*PROBLEM REQUIREMENTS:*
Keyword search on "Postdoc": report each line of the records that contains it.

*ENTRIES SUPPLIED:*
=== Section Start ===

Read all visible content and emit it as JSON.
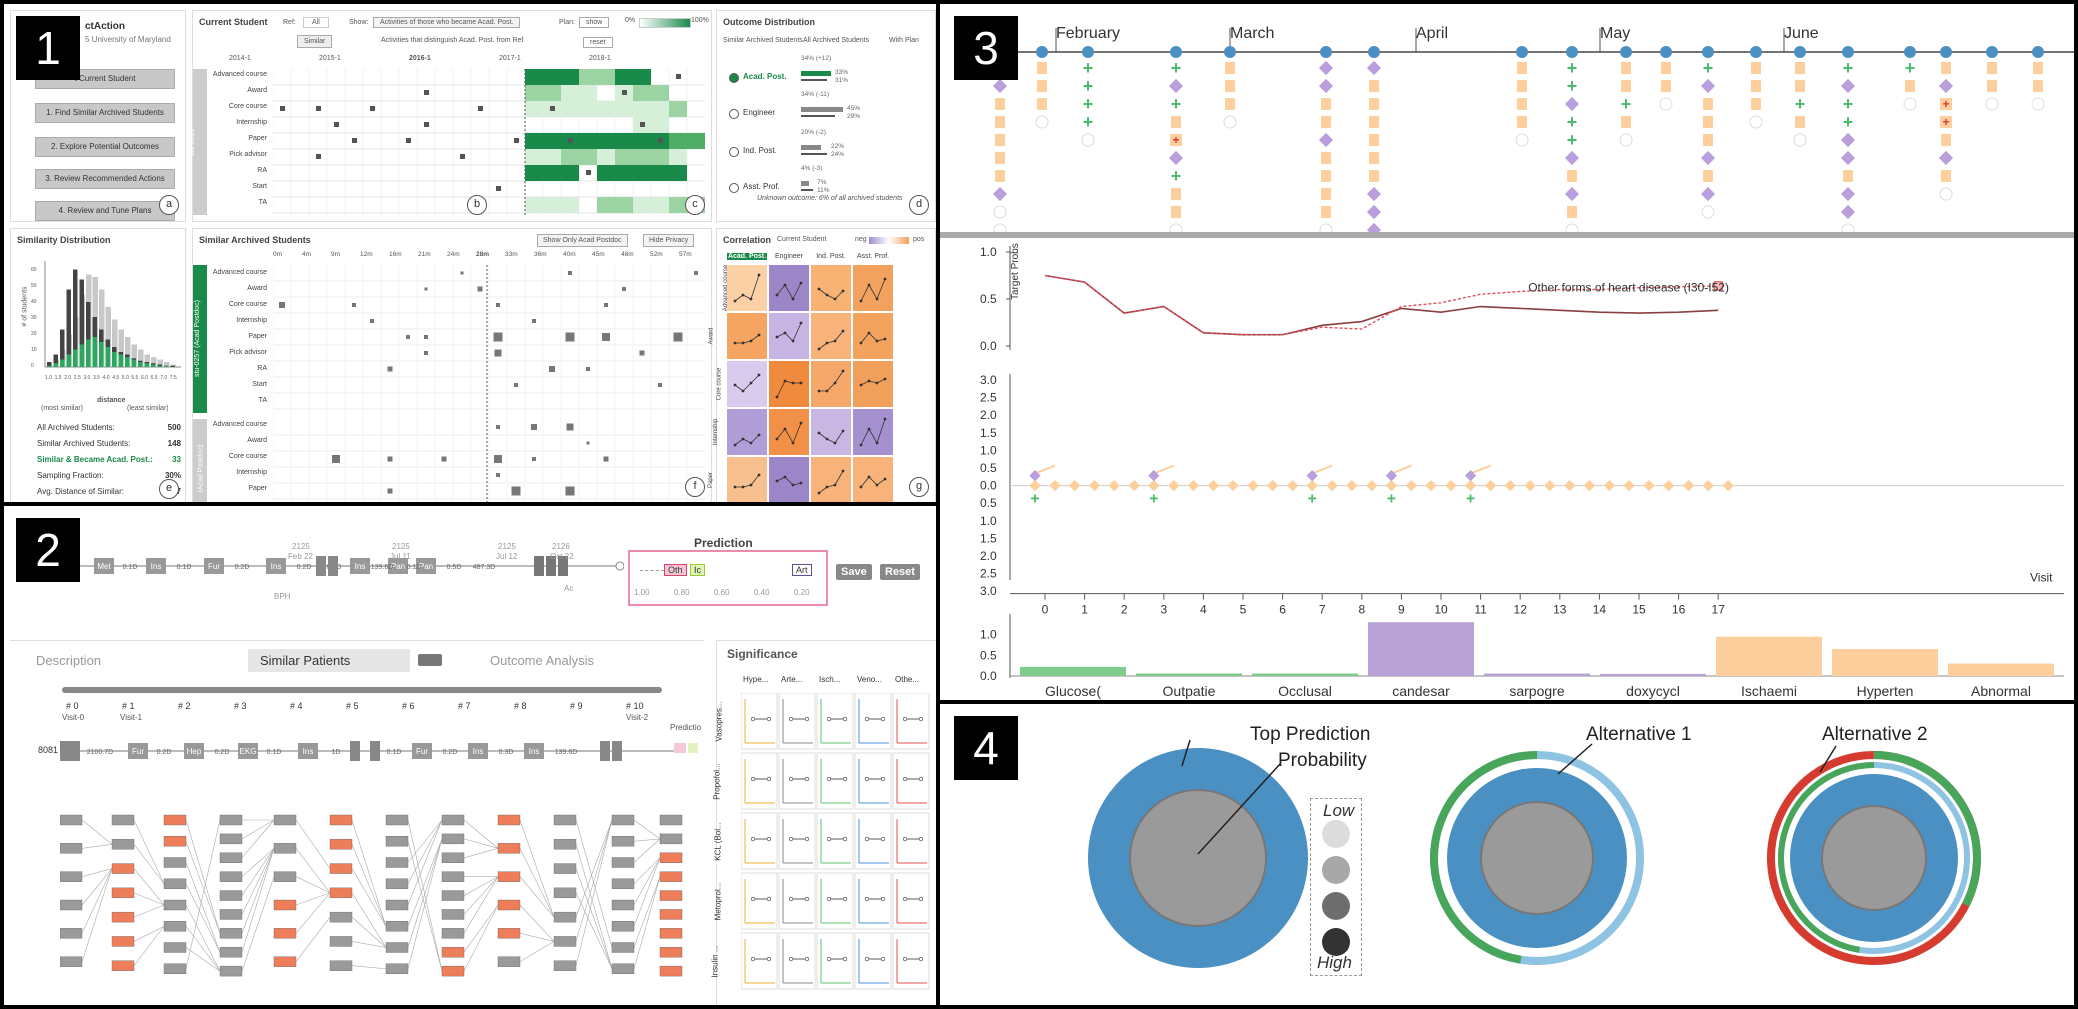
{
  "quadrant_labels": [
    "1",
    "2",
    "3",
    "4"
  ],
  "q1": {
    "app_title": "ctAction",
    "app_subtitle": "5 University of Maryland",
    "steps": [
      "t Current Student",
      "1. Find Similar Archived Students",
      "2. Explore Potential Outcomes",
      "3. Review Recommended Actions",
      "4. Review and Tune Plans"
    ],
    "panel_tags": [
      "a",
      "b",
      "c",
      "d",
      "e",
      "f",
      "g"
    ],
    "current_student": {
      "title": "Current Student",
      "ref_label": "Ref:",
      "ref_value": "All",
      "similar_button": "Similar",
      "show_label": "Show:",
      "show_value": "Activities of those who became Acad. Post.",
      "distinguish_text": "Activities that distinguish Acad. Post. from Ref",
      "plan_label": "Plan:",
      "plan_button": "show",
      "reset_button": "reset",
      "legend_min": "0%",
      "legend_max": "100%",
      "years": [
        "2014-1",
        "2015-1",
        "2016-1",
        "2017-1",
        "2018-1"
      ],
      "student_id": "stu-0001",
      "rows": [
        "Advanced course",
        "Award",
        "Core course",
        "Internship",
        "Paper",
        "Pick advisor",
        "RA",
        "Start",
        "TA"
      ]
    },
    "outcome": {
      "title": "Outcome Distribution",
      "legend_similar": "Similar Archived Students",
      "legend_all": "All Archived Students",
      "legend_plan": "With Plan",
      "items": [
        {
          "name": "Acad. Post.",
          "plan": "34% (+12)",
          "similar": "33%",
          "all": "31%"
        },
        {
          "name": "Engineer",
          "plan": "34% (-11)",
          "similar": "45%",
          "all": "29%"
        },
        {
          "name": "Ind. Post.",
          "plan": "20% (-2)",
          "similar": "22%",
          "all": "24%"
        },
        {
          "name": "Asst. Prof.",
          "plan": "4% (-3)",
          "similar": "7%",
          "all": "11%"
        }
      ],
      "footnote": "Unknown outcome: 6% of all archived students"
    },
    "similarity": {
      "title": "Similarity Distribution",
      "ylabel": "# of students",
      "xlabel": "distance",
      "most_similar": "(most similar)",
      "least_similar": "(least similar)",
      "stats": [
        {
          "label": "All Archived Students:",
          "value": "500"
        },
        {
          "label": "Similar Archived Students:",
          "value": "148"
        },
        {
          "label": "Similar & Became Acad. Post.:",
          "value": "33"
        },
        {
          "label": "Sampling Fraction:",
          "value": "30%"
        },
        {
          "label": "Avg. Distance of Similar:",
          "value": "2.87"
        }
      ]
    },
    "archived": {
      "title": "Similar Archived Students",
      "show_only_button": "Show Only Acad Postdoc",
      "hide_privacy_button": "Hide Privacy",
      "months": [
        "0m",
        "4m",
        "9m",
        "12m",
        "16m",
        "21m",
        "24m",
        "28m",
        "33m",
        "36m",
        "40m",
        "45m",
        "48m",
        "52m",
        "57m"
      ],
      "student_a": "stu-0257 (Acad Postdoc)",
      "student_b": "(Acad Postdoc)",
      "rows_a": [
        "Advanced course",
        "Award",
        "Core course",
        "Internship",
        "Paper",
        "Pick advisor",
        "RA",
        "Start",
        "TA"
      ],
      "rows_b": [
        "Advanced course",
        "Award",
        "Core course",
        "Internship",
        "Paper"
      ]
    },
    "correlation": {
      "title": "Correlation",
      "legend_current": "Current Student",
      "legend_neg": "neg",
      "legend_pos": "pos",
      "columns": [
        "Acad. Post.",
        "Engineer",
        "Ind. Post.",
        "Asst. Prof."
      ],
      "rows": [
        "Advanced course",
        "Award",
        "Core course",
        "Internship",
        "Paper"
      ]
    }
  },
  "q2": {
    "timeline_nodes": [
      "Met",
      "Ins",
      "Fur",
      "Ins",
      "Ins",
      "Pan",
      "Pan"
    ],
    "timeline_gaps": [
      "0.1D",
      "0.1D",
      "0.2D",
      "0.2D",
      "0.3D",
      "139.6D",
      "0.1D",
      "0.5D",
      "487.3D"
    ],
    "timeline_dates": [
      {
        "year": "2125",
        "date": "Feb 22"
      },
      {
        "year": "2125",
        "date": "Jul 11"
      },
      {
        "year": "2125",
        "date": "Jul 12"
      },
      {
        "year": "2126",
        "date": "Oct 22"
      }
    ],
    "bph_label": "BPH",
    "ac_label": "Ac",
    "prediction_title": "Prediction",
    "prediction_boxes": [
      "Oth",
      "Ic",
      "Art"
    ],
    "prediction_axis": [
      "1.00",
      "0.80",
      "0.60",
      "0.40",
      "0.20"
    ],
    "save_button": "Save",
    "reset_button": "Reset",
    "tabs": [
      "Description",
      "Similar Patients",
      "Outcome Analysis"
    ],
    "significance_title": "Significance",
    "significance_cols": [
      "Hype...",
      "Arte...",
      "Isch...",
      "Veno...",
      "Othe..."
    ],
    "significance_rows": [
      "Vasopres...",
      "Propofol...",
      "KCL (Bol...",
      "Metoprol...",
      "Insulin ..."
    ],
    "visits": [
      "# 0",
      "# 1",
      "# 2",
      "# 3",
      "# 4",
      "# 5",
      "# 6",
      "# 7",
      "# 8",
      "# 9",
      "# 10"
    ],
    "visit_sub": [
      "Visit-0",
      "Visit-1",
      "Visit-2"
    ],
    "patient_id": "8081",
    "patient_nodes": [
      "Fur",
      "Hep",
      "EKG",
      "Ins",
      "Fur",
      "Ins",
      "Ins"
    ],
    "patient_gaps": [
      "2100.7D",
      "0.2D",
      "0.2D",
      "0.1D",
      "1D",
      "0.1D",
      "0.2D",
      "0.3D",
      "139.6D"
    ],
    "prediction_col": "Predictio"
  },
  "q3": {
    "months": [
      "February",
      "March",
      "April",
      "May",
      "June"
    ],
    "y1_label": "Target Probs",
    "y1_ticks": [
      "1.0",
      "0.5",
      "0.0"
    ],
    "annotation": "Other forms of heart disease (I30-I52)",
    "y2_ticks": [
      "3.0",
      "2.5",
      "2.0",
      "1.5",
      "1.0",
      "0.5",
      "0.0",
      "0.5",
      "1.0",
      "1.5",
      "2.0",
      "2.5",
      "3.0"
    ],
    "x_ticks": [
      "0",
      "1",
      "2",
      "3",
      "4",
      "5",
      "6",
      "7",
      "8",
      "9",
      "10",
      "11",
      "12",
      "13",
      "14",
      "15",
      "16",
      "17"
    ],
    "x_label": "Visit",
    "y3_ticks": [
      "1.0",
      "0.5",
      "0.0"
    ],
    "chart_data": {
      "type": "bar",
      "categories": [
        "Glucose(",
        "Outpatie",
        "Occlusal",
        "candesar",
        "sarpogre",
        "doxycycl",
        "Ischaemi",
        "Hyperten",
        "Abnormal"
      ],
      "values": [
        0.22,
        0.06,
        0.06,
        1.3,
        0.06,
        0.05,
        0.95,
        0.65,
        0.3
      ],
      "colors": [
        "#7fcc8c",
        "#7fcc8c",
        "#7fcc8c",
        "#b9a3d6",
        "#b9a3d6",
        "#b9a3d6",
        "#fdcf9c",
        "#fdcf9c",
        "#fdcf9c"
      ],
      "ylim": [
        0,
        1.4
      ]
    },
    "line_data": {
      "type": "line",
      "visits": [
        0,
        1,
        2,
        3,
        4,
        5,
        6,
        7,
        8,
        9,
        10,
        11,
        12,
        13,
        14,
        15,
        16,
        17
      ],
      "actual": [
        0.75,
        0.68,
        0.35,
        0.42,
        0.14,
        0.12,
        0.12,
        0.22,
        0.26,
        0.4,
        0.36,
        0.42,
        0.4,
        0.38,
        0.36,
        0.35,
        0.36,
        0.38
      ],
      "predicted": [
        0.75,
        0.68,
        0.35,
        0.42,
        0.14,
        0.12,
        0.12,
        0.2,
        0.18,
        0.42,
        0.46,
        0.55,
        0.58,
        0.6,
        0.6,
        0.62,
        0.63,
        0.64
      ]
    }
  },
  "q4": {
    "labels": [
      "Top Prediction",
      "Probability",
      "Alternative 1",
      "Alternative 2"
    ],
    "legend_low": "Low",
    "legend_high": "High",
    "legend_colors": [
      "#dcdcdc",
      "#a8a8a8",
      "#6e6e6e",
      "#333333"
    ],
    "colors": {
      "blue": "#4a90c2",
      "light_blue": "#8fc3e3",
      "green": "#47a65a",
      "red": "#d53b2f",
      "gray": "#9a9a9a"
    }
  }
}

=== Section End ===

*ANSWER BOX:*
      "show_only_button": "Show Only Acad Postdoc",
      "student_a": "stu-0257 (Acad Postdoc)",
      "student_b": "(Acad Postdoc)",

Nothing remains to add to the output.